REQUIRED WORK:
Transcribe the full listing below exactly.

EXTRACTED ENTRIES:
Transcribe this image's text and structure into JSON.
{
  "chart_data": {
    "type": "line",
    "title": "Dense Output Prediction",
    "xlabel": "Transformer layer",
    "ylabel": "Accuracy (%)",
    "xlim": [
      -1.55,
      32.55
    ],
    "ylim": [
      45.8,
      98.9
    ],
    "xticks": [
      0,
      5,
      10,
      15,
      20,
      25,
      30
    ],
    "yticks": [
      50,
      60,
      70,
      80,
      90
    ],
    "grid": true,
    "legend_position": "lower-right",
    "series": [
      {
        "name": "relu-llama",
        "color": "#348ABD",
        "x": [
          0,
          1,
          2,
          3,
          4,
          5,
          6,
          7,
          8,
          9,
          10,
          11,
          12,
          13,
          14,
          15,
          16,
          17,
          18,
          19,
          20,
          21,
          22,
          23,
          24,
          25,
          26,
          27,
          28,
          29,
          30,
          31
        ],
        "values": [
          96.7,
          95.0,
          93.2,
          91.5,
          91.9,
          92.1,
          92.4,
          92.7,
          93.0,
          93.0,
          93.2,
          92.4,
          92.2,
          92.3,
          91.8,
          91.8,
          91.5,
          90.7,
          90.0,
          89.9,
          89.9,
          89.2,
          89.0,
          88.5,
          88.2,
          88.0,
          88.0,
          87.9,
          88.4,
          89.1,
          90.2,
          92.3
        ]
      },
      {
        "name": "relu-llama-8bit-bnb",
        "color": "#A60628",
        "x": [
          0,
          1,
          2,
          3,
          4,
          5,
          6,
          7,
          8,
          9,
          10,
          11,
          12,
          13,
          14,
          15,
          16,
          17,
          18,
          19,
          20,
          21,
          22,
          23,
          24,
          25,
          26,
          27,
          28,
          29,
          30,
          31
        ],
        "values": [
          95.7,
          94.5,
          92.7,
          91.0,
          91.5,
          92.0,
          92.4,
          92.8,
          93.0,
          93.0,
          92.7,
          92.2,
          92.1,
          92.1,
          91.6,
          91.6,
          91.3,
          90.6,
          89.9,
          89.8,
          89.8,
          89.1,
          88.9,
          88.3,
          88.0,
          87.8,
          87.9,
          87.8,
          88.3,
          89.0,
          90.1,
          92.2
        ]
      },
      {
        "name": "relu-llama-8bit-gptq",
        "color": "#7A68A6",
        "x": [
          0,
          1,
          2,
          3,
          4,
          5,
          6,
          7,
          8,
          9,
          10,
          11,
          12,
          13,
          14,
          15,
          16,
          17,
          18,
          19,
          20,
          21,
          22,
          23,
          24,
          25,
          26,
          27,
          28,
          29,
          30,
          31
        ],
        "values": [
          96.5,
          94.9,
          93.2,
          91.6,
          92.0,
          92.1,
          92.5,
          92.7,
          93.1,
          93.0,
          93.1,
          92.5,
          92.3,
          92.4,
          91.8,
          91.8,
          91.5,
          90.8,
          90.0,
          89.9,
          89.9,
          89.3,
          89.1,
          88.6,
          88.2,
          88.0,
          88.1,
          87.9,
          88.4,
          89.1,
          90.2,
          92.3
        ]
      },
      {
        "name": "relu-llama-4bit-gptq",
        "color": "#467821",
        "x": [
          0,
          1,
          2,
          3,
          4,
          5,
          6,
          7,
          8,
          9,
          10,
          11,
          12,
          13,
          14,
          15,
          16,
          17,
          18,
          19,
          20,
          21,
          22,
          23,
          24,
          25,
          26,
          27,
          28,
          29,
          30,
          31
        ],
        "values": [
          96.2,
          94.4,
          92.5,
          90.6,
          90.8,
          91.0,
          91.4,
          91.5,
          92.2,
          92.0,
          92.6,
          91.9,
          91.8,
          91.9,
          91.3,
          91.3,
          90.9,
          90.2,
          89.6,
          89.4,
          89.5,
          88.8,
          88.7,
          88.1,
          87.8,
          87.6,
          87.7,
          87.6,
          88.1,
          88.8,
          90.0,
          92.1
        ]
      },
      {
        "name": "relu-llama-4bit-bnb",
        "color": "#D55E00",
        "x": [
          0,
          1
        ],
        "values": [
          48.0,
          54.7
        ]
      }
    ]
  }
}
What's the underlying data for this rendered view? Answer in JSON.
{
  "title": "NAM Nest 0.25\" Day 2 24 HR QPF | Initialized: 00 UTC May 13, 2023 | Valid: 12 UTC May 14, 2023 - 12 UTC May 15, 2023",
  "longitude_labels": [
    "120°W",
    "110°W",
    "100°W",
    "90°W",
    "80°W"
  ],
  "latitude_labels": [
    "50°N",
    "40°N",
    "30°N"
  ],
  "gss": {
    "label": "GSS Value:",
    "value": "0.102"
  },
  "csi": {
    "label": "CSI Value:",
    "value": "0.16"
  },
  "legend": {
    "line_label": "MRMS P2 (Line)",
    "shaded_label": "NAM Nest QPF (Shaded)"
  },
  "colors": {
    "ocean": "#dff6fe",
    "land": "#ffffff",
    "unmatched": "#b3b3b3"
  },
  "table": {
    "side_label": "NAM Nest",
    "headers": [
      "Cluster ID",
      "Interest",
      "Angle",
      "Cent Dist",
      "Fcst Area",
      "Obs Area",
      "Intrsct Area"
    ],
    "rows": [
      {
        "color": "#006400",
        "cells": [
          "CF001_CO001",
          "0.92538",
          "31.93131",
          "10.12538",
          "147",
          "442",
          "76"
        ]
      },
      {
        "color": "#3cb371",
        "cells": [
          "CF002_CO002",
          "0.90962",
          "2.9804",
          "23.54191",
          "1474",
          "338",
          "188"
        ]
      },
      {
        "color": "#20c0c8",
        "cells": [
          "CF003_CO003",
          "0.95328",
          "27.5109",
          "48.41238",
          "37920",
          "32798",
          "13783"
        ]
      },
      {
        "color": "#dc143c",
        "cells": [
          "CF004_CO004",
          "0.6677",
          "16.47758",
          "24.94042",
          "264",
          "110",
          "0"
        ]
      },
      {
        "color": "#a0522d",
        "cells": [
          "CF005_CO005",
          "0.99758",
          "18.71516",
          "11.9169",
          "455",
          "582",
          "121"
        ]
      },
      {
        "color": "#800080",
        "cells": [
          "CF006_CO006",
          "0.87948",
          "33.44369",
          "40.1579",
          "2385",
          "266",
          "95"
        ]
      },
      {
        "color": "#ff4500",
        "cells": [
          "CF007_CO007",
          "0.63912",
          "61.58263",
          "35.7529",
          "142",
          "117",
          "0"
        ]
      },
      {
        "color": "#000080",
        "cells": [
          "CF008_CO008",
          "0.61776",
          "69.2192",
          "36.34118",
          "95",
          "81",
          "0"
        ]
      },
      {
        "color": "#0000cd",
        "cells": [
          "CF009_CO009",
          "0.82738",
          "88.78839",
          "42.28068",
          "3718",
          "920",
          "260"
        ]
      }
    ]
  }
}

ANSWER TO THIS EXERCISE:
Transcribe this image's text and structure into JSON.
{
  "chart_data": {
    "type": "line",
    "title": "Dense Output Prediction",
    "xlabel": "Transformer layer",
    "ylabel": "Accuracy (%)",
    "xlim": [
      -1.55,
      32.55
    ],
    "ylim": [
      45.8,
      98.9
    ],
    "xticks": [
      0,
      5,
      10,
      15,
      20,
      25,
      30
    ],
    "yticks": [
      50,
      60,
      70,
      80,
      90
    ],
    "grid": true,
    "legend_position": "lower-right",
    "series": [
      {
        "name": "relu-llama",
        "color": "#348ABD",
        "x": [
          0,
          1,
          2,
          3,
          4,
          5,
          6,
          7,
          8,
          9,
          10,
          11,
          12,
          13,
          14,
          15,
          16,
          17,
          18,
          19,
          20,
          21,
          22,
          23,
          24,
          25,
          26,
          27,
          28,
          29,
          30,
          31
        ],
        "values": [
          96.7,
          95.0,
          93.2,
          91.5,
          91.9,
          92.1,
          92.4,
          92.7,
          93.0,
          93.0,
          93.2,
          92.4,
          92.2,
          92.3,
          91.8,
          91.8,
          91.5,
          90.7,
          90.0,
          89.9,
          89.9,
          89.2,
          89.0,
          88.5,
          88.2,
          88.0,
          88.0,
          87.9,
          88.4,
          89.1,
          90.2,
          92.3
        ]
      },
      {
        "name": "relu-llama-8bit-bnb",
        "color": "#A60628",
        "x": [
          0,
          1,
          2,
          3,
          4,
          5,
          6,
          7,
          8,
          9,
          10,
          11,
          12,
          13,
          14,
          15,
          16,
          17,
          18,
          19,
          20,
          21,
          22,
          23,
          24,
          25,
          26,
          27,
          28,
          29,
          30,
          31
        ],
        "values": [
          95.7,
          94.5,
          92.7,
          91.0,
          91.5,
          92.0,
          92.4,
          92.8,
          93.0,
          93.0,
          92.7,
          92.2,
          92.1,
          92.1,
          91.6,
          91.6,
          91.3,
          90.6,
          89.9,
          89.8,
          89.8,
          89.1,
          88.9,
          88.3,
          88.0,
          87.8,
          87.9,
          87.8,
          88.3,
          89.0,
          90.1,
          92.2
        ]
      },
      {
        "name": "relu-llama-8bit-gptq",
        "color": "#7A68A6",
        "x": [
          0,
          1,
          2,
          3,
          4,
          5,
          6,
          7,
          8,
          9,
          10,
          11,
          12,
          13,
          14,
          15,
          16,
          17,
          18,
          19,
          20,
          21,
          22,
          23,
          24,
          25,
          26,
          27,
          28,
          29,
          30,
          31
        ],
        "values": [
          96.5,
          94.9,
          93.2,
          91.6,
          92.0,
          92.1,
          92.5,
          92.7,
          93.1,
          93.0,
          93.1,
          92.5,
          92.3,
          92.4,
          91.8,
          91.8,
          91.5,
          90.8,
          90.0,
          89.9,
          89.9,
          89.3,
          89.1,
          88.6,
          88.2,
          88.0,
          88.1,
          87.9,
          88.4,
          89.1,
          90.2,
          92.3
        ]
      },
      {
        "name": "relu-llama-4bit-gptq",
        "color": "#467821",
        "x": [
          0,
          1,
          2,
          3,
          4,
          5,
          6,
          7,
          8,
          9,
          10,
          11,
          12,
          13,
          14,
          15,
          16,
          17,
          18,
          19,
          20,
          21,
          22,
          23,
          24,
          25,
          26,
          27,
          28,
          29,
          30,
          31
        ],
        "values": [
          96.2,
          94.4,
          92.5,
          90.6,
          90.8,
          91.0,
          91.4,
          91.5,
          92.2,
          92.0,
          92.6,
          91.9,
          91.8,
          91.9,
          91.3,
          91.3,
          90.9,
          90.2,
          89.6,
          89.4,
          89.5,
          88.8,
          88.7,
          88.1,
          87.8,
          87.6,
          87.7,
          87.6,
          88.1,
          88.8,
          90.0,
          92.1
        ]
      },
      {
        "name": "relu-llama-4bit-bnb",
        "color": "#D55E00",
        "x": [
          0,
          1
        ],
        "values": [
          48.0,
          54.7
        ]
      }
    ]
  }
}
What's the underlying data for this rendered view? Answer in JSON.
{
  "title": "NAM Nest 0.25\" Day 2 24 HR QPF | Initialized: 00 UTC May 13, 2023 | Valid: 12 UTC May 14, 2023 - 12 UTC May 15, 2023",
  "longitude_labels": [
    "120°W",
    "110°W",
    "100°W",
    "90°W",
    "80°W"
  ],
  "latitude_labels": [
    "50°N",
    "40°N",
    "30°N"
  ],
  "gss": {
    "label": "GSS Value:",
    "value": "0.102"
  },
  "csi": {
    "label": "CSI Value:",
    "value": "0.16"
  },
  "legend": {
    "line_label": "MRMS P2 (Line)",
    "shaded_label": "NAM Nest QPF (Shaded)"
  },
  "colors": {
    "ocean": "#dff6fe",
    "land": "#ffffff",
    "unmatched": "#b3b3b3"
  },
  "table": {
    "side_label": "NAM Nest",
    "headers": [
      "Cluster ID",
      "Interest",
      "Angle",
      "Cent Dist",
      "Fcst Area",
      "Obs Area",
      "Intrsct Area"
    ],
    "rows": [
      {
        "color": "#006400",
        "cells": [
          "CF001_CO001",
          "0.92538",
          "31.93131",
          "10.12538",
          "147",
          "442",
          "76"
        ]
      },
      {
        "color": "#3cb371",
        "cells": [
          "CF002_CO002",
          "0.90962",
          "2.9804",
          "23.54191",
          "1474",
          "338",
          "188"
        ]
      },
      {
        "color": "#20c0c8",
        "cells": [
          "CF003_CO003",
          "0.95328",
          "27.5109",
          "48.41238",
          "37920",
          "32798",
          "13783"
        ]
      },
      {
        "color": "#dc143c",
        "cells": [
          "CF004_CO004",
          "0.6677",
          "16.47758",
          "24.94042",
          "264",
          "110",
          "0"
        ]
      },
      {
        "color": "#a0522d",
        "cells": [
          "CF005_CO005",
          "0.99758",
          "18.71516",
          "11.9169",
          "455",
          "582",
          "121"
        ]
      },
      {
        "color": "#800080",
        "cells": [
          "CF006_CO006",
          "0.87948",
          "33.44369",
          "40.1579",
          "2385",
          "266",
          "95"
        ]
      },
      {
        "color": "#ff4500",
        "cells": [
          "CF007_CO007",
          "0.63912",
          "61.58263",
          "35.7529",
          "142",
          "117",
          "0"
        ]
      },
      {
        "color": "#000080",
        "cells": [
          "CF008_CO008",
          "0.61776",
          "69.2192",
          "36.34118",
          "95",
          "81",
          "0"
        ]
      },
      {
        "color": "#0000cd",
        "cells": [
          "CF009_CO009",
          "0.82738",
          "88.78839",
          "42.28068",
          "3718",
          "920",
          "260"
        ]
      }
    ]
  }
}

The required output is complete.